## Exercise details
Count how many lines hold the string "Extrazellulärableitung". Answer with that number and nothing more.

________________

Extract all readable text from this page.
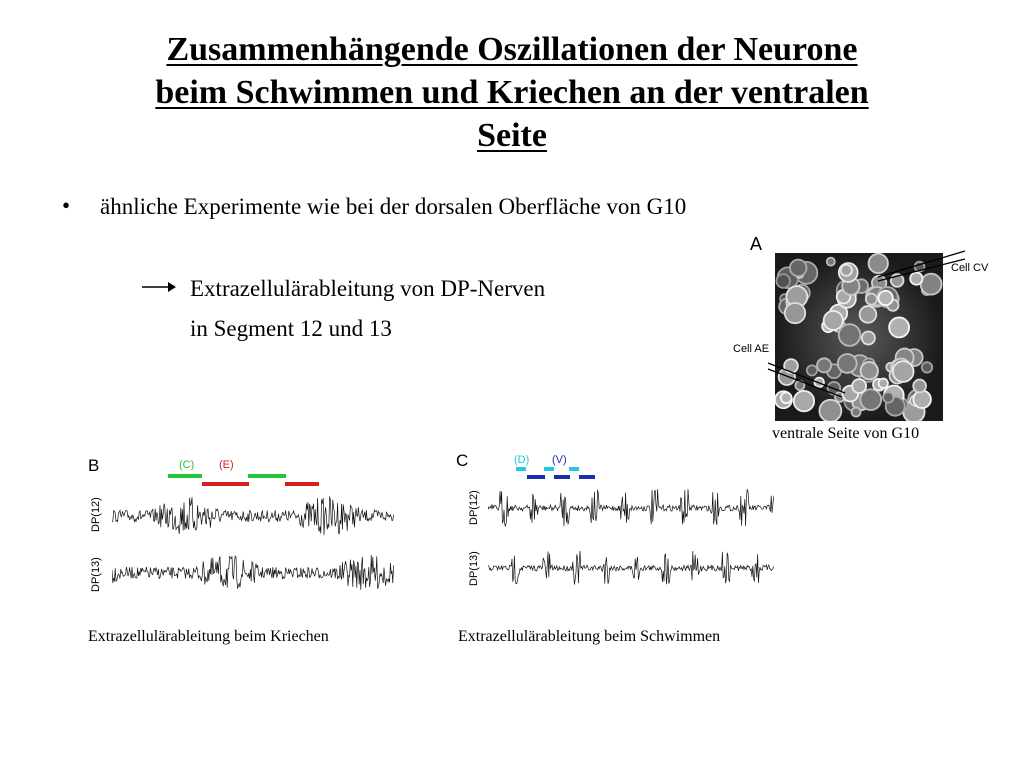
Zusammenhängende Oszillationen der Neurone
beim Schwimmen und Kriechen an der ventralen
Seite
• ähnliche Experimente wie bei der dorsalen Oberfläche von G10
Extrazellulärableitung von DP-Nerven
in Segment 12 und 13
A
Cell CV
Cell AE
ventrale Seite von G10
B	(C) (E)
DP(12)
DP(13)
Extrazellulärableitung beim Kriechen
C	(D) (V)
DP(12)
DP(13)
Extrazellulärableitung beim Schwimmen
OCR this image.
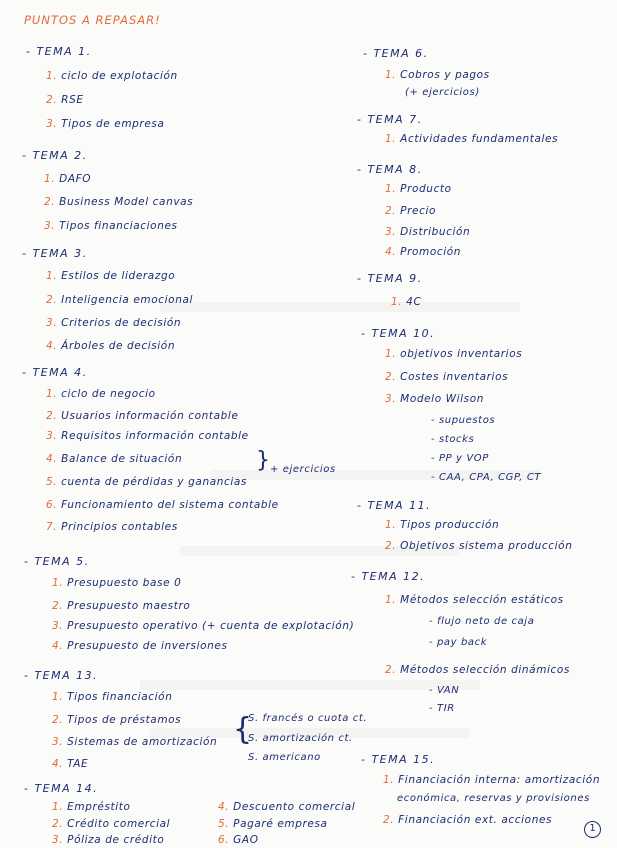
PUNTOS A REPASAR!
- TEMA 1.
1. ciclo de explotación
2. RSE
3. Tipos de empresa
- TEMA 2.
1. DAFO
2. Business Model canvas
3. Tipos financiaciones
- TEMA 3.
1. Estilos de liderazgo
2. Inteligencia emocional
3. Criterios de decisión
4. Árboles de decisión
- TEMA 4.
1. ciclo de negocio
2. Usuarios información contable
3. Requisitos información contable
4. Balance de situación
5. cuenta de pérdidas y ganancias
} + ejercicios
6. Funcionamiento del sistema contable
7. Principios contables
- TEMA 5.
1. Presupuesto base 0
2. Presupuesto maestro
3. Presupuesto operativo (+ cuenta de explotación)
4. Presupuesto de inversiones
- TEMA 13.
1. Tipos financiación
2. Tipos de préstamos
3. Sistemas de amortización
4. TAE
{
S. francés o cuota ct.
S. amortización ct.
S. americano
- TEMA 14.
1. Empréstito
2. Crédito comercial
3. Póliza de crédito
4. Descuento comercial
5. Pagaré empresa
6. GAO
- TEMA 6.
1. Cobros y pagos
(+ ejercicios)
- TEMA 7.
1. Actividades fundamentales
- TEMA 8.
1. Producto
2. Precio
3. Distribución
4. Promoción
- TEMA 9.
1. 4C
- TEMA 10.
1. objetivos inventarios
2. Costes inventarios
3. Modelo Wilson
- supuestos
- stocks
- PP y VOP
- CAA, CPA, CGP, CT
- TEMA 11.
1. Tipos producción
2. Objetivos sistema producción
- TEMA 12.
1. Métodos selección estáticos
- flujo neto de caja
- pay back
2. Métodos selección dinámicos
- VAN
- TIR
- TEMA 15.
1. Financiación interna: amortización
económica, reservas y provisiones
2. Financiación ext. acciones
1
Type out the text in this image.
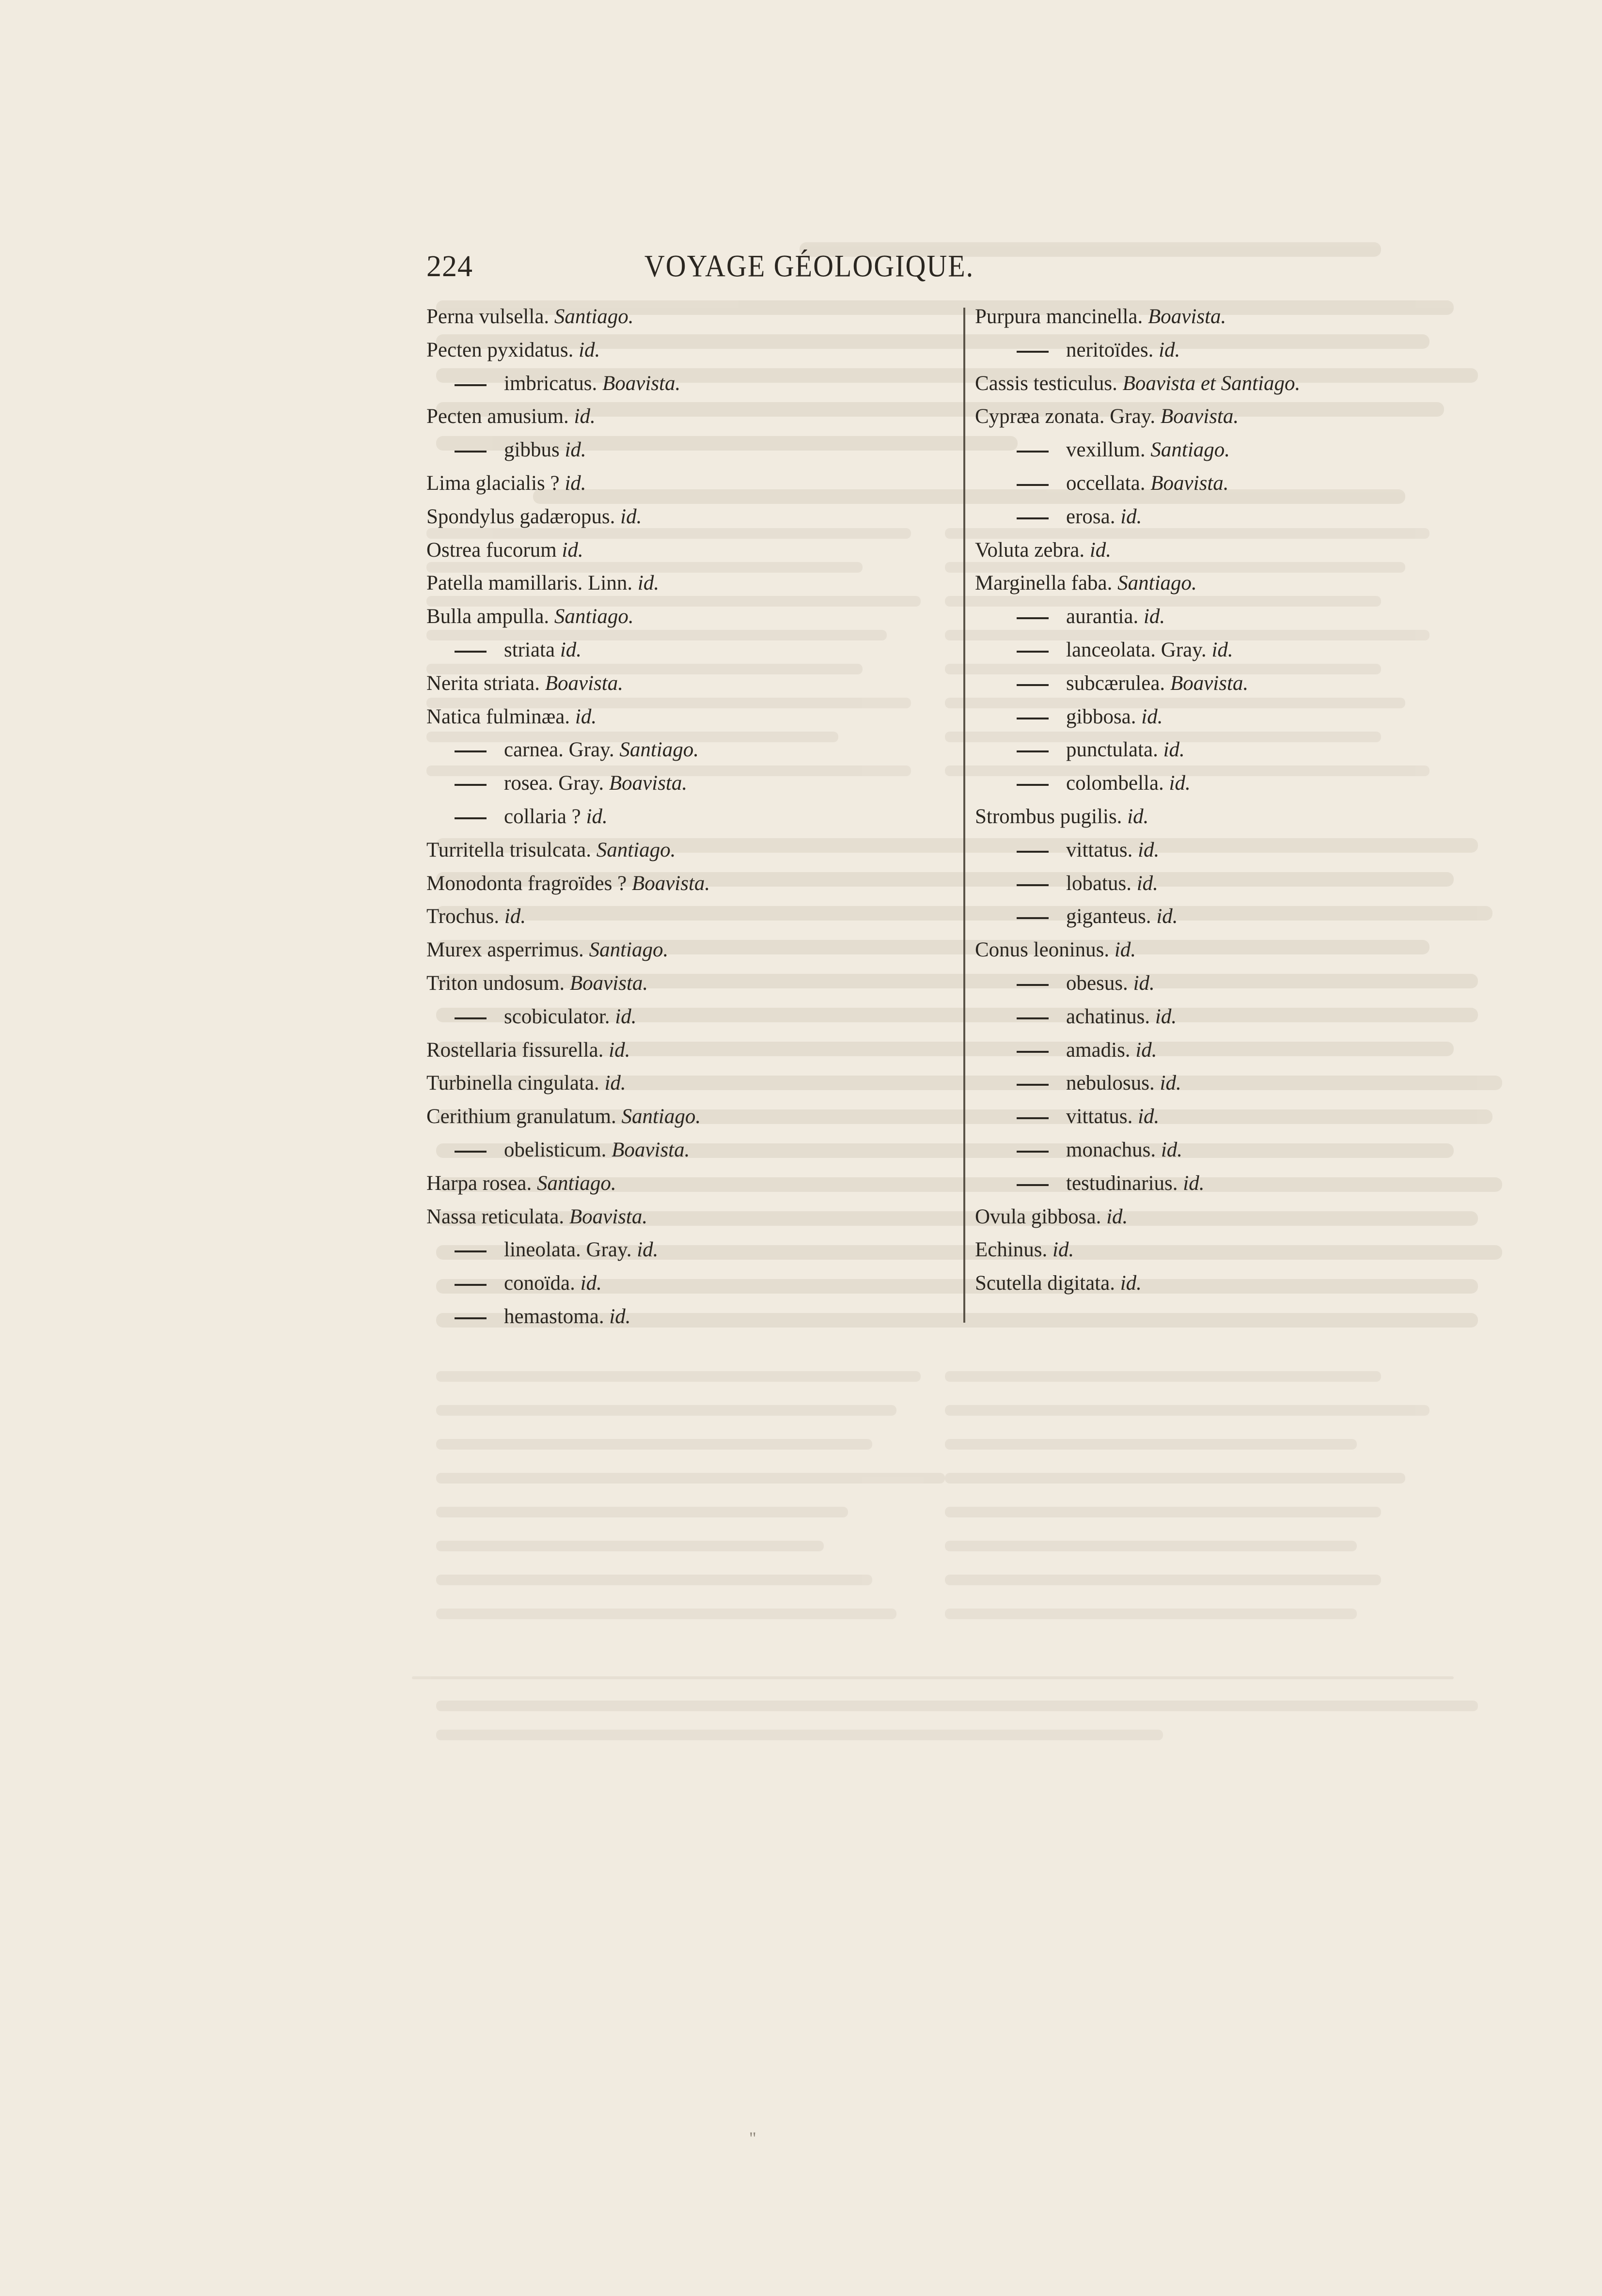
224	VOYAGE GÉOLOGIQUE.
Perna vulsella. Santiago.
Pecten pyxidatus. id.
imbricatus. Boavista.
Pecten amusium. id.
gibbus id.
Lima glacialis ? id.
Spondylus gadæropus. id.
Ostrea fucorum id.
Patella mamillaris. Linn. id.
Bulla ampulla. Santiago.
striata id.
Nerita striata. Boavista.
Natica fulminæa. id.
carnea. Gray. Santiago.
rosea. Gray. Boavista.
collaria ? id.
Turritella trisulcata. Santiago.
Monodonta fragroïdes ? Boavista.
Trochus. id.
Murex asperrimus. Santiago.
Triton undosum. Boavista.
scobiculator. id.
Rostellaria fissurella. id.
Turbinella cingulata. id.
Cerithium granulatum. Santiago.
obelisticum. Boavista.
Harpa rosea. Santiago.
Nassa reticulata. Boavista.
lineolata. Gray. id.
conoïda. id.
hemastoma. id.
Purpura mancinella. Boavista.
neritoïdes. id.
Cassis testiculus. Boavista et Santiago.
Cypræa zonata. Gray. Boavista.
vexillum. Santiago.
occellata. Boavista.
erosa. id.
Voluta zebra. id.
Marginella faba. Santiago.
aurantia. id.
lanceolata. Gray. id.
subcærulea. Boavista.
gibbosa. id.
punctulata. id.
colombella. id.
Strombus pugilis. id.
vittatus. id.
lobatus. id.
giganteus. id.
Conus leoninus. id.
obesus. id.
achatinus. id.
amadis. id.
nebulosus. id.
vittatus. id.
monachus. id.
testudinarius. id.
Ovula gibbosa. id.
Echinus. id.
Scutella digitata. id.
"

________________

## Answer below
3